• [WRITTEN EXERCISE 1] Put everything in the records from the first line down to the line containing "66, 586, 84]" into a Markdown table with the columns Row and Line. Leave out blank lines.

• [TEXT TO READ]

◆ ◆ ◆ ◆

The show coincides with the publication of a generously illustrated Gandon Profile on his work, which includes an essay by Paul O'Brien and an interview with Patrick T. Murphy (Gandon, €10).

The Wake House Series is Henry Morgan's first solo show in a long time. While the title is clear enough, the pictures distil the subject down to one repetitious pictorial format dominated by one central oblong, a door into the dark, or a window onto the dark. We are on a threshold, and the paintings, with their soft blocks of colour, could be viewed as a Rothko-like series of meditations on life and death and how we regard them.

At first glance you might think the format is too repetitious, but Morgan is always fully engaged, and his work is consistently engaging.

If there is a problem it is not repetition per se, but that there are too many paintings in the show, and the one that occupies the end wall of the final room - a pivotal position - is far from the strongest. We are presented with a number of beyonds: ominously or serenely dark, glowingly bright, sensuously rich, a central absence or a transcendental presence. It takes a lot of effort to hold this form in place, at the centre of the artist's attention. In pictorial terms it is reinforced by a framework of linear scaffolding.

◆ ◆ ◆ ◆

• [ROWS]
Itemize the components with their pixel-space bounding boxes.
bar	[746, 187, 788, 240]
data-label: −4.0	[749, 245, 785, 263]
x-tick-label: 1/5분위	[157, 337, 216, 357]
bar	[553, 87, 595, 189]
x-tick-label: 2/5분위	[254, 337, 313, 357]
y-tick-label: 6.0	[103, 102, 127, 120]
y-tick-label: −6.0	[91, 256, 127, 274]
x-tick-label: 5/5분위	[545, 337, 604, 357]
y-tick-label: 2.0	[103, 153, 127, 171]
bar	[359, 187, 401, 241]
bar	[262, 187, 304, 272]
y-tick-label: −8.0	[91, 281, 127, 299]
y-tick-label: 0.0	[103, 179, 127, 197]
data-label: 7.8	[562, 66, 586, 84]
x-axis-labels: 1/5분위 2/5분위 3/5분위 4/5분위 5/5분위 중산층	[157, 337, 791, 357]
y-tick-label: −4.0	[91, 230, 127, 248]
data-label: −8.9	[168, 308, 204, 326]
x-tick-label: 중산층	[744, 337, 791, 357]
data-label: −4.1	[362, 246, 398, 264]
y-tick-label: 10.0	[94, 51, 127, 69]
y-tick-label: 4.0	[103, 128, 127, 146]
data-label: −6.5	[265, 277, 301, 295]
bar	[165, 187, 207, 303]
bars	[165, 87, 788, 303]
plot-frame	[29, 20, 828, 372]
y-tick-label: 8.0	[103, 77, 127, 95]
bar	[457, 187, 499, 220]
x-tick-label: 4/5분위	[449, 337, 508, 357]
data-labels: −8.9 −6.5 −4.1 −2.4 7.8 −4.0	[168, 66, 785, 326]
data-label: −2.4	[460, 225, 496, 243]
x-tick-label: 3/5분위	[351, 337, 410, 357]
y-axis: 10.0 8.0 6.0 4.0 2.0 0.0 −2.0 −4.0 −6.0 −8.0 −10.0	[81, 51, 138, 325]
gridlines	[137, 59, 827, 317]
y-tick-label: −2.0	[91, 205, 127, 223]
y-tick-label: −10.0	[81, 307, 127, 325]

◆ ◆ ◆ ◆

• [WRITTEN EXERCISE 2] Rewrite the paragraph of the art review that begins "If there is a problem" as a brief bulleted list that keeps its main facts.

• [FULL RESPONSE 1]
| Row | Line |
|---|---|
| 1 | Itemize the components with their pixel-space bounding boxes. |
| 2 | bar	[746, 187, 788, 240] |
| 3 | data-label: −4.0	[749, 245, 785, 263] |
| 4 | x-tick-label: 1/5분위	[157, 337, 216, 357] |
| 5 | bar	[553, 87, 595, 189] |
| 6 | x-tick-label: 2/5분위	[254, 337, 313, 357] |
| 7 | y-tick-label: 6.0	[103, 102, 127, 120] |
| 8 | y-tick-label: −6.0	[91, 256, 127, 274] |
| 9 | x-tick-label: 5/5분위	[545, 337, 604, 357] |
| 10 | y-tick-label: 2.0	[103, 153, 127, 171] |
| 11 | bar	[359, 187, 401, 241] |
| 12 | bar	[262, 187, 304, 272] |
| 13 | y-tick-label: −8.0	[91, 281, 127, 299] |
| 14 | y-tick-label: 0.0	[103, 179, 127, 197] |
| 15 | data-label: 7.8	[562, 66, 586, 84] |

• [FULL RESPONSE 2]
- The problem is not repetition itself but that the show has too many paintings.
- The painting on the end wall of the final room, a pivotal position, is far from the strongest.
- The paintings present a number of "beyonds": ominously or serenely dark, glowingly bright, sensuously rich, a central absence or a transcendental presence.
- Holding this form at the center of the artist's attention takes a lot of effort.
- In pictorial terms, a framework of linear scaffolding reinforces it.